WHAT TO WORK ON =>
Wherever "screenshot" appears in a line, copy that line.

RECORD SET =>
>> begin
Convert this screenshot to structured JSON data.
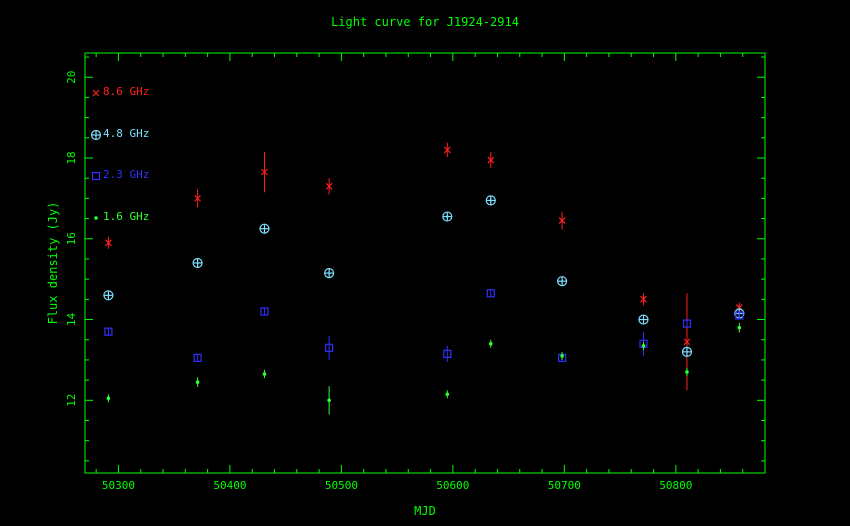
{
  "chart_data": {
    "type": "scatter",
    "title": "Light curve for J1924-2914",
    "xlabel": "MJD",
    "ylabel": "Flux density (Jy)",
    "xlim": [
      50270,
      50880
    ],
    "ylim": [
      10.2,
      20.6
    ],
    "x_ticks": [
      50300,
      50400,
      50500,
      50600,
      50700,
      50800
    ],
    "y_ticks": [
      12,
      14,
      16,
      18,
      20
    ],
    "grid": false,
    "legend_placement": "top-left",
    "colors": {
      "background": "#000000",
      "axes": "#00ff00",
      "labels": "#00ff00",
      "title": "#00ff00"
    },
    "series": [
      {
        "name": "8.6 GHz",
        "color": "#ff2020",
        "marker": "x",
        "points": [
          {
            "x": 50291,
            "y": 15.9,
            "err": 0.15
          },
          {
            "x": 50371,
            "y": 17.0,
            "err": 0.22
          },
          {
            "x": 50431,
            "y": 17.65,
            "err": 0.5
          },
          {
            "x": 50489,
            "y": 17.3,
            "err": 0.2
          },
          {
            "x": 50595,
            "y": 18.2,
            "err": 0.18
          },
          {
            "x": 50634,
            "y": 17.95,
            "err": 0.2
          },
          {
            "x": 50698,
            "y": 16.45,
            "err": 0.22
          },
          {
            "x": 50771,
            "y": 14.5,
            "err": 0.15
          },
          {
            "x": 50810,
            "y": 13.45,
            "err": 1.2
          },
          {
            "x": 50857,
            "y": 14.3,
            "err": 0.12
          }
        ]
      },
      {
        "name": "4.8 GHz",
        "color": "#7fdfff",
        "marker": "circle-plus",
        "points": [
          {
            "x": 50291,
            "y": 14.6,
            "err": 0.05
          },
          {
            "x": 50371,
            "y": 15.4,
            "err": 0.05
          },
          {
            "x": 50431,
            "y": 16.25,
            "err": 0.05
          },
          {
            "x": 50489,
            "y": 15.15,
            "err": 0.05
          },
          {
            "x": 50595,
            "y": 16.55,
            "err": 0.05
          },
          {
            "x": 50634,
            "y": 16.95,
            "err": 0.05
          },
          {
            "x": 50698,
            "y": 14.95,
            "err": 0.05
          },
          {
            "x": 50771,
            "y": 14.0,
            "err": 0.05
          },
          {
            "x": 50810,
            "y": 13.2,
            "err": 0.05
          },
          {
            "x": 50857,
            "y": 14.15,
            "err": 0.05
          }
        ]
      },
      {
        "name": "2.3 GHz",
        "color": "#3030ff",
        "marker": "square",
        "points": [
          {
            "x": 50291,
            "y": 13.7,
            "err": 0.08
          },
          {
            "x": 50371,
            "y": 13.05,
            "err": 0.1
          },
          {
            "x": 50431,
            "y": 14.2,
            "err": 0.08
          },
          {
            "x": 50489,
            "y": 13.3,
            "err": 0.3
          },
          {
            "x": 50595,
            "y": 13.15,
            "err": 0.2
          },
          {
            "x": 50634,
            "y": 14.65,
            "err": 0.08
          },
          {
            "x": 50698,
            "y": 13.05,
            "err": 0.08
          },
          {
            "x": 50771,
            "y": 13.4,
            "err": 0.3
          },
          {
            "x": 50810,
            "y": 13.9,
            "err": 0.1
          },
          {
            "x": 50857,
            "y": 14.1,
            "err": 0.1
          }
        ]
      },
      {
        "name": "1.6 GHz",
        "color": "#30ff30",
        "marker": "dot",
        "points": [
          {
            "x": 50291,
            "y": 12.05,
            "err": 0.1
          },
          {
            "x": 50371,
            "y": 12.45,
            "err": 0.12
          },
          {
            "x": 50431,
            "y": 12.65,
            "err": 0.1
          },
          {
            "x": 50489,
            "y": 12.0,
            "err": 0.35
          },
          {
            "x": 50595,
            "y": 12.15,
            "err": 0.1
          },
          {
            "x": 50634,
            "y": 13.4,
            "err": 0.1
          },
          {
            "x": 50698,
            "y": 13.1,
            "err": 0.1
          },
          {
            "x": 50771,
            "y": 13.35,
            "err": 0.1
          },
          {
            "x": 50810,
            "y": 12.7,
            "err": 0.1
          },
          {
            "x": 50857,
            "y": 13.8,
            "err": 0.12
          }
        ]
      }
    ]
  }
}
>> end
>> begin
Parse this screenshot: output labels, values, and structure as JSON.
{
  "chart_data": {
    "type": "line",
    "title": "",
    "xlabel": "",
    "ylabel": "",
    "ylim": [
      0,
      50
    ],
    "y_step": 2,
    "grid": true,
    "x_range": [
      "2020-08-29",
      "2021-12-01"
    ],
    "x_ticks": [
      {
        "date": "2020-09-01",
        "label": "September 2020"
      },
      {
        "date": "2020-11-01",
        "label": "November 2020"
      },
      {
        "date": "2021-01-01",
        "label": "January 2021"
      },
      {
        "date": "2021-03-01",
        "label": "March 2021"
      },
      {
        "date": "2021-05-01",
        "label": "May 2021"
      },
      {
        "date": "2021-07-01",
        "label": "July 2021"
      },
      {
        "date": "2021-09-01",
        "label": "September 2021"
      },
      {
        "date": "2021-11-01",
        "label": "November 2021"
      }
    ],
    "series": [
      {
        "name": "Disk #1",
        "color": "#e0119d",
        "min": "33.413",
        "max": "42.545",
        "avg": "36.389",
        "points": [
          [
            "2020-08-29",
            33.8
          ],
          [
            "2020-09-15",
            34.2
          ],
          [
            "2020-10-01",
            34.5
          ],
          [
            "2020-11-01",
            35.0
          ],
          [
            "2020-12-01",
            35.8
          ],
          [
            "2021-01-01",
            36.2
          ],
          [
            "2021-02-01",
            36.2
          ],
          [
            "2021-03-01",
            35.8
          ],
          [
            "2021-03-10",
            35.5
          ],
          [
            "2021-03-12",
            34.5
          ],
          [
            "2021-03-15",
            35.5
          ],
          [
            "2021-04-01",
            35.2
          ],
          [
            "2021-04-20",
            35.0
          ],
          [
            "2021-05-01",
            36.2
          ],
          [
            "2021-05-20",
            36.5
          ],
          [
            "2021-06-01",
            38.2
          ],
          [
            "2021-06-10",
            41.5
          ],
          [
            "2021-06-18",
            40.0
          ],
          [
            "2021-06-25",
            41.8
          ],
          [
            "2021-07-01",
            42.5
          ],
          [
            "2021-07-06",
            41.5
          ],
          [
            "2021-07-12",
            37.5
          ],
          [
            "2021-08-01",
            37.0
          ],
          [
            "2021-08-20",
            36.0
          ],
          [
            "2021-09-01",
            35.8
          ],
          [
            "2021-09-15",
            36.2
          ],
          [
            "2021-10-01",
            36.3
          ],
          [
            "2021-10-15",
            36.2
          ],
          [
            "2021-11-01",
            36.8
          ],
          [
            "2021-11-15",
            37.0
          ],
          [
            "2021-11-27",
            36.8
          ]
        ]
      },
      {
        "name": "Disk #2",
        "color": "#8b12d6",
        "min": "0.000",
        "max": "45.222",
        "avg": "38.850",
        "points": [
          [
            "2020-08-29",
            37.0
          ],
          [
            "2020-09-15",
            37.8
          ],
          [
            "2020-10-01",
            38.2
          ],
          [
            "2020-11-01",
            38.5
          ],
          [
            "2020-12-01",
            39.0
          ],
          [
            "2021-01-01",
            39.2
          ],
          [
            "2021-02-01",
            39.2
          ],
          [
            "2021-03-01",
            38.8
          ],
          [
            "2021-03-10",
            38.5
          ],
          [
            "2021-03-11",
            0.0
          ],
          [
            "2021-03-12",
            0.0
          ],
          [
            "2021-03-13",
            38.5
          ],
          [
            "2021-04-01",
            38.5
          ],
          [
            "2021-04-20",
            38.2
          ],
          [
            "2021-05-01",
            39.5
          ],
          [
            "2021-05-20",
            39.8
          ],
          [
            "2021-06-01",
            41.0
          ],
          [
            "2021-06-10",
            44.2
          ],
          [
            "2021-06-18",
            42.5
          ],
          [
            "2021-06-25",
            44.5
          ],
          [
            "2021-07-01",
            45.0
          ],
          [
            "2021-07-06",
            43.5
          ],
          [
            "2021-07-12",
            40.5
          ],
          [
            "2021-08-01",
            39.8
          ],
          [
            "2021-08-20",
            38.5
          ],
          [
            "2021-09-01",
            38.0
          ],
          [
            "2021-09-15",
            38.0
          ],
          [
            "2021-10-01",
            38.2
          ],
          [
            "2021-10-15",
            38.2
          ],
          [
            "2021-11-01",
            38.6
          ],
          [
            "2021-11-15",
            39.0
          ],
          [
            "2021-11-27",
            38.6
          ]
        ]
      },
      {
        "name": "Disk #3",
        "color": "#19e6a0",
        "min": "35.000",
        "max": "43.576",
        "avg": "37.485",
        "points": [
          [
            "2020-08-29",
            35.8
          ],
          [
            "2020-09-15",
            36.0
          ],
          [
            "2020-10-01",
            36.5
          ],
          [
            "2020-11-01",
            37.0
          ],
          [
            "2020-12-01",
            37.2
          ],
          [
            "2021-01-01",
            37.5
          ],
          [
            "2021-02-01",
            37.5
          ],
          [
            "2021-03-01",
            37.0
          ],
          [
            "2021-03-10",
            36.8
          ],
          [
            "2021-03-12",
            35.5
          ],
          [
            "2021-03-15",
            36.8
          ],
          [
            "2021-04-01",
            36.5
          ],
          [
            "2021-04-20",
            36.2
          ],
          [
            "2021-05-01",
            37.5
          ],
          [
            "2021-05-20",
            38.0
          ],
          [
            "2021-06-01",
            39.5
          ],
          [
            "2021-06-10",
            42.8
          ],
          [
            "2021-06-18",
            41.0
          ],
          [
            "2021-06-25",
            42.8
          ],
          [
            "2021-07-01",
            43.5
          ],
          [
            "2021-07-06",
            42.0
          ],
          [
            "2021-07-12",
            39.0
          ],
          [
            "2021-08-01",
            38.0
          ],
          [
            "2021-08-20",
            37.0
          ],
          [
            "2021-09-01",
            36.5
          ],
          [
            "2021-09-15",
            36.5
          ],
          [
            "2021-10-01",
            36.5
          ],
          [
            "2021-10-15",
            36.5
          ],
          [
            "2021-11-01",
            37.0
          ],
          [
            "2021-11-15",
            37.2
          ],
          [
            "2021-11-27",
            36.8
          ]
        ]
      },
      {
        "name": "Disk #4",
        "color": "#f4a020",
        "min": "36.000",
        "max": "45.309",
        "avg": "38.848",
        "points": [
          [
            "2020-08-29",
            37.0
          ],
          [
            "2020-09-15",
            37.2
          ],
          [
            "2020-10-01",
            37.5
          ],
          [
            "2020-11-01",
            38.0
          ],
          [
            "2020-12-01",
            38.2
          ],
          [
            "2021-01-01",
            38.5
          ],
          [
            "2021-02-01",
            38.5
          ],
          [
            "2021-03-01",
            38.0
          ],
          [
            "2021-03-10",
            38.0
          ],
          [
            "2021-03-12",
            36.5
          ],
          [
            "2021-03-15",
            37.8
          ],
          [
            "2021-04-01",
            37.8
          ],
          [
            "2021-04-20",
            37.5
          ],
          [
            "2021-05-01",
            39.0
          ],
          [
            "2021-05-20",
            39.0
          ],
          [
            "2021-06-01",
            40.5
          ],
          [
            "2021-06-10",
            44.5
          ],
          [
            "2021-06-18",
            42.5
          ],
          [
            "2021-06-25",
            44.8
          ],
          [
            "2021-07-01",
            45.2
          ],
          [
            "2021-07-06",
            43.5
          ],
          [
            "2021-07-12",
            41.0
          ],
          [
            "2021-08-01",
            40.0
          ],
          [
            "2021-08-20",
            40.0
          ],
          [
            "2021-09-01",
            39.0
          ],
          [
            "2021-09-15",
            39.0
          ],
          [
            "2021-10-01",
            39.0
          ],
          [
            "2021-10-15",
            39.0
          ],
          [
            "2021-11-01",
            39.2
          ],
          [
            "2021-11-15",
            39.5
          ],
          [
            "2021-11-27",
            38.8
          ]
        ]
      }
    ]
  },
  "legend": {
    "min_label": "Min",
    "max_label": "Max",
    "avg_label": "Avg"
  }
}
>> end
RESULT BELOW =>
Convert this screenshot to structured JSON data.
Parse this screenshot: output labels, values, and structure as JSON.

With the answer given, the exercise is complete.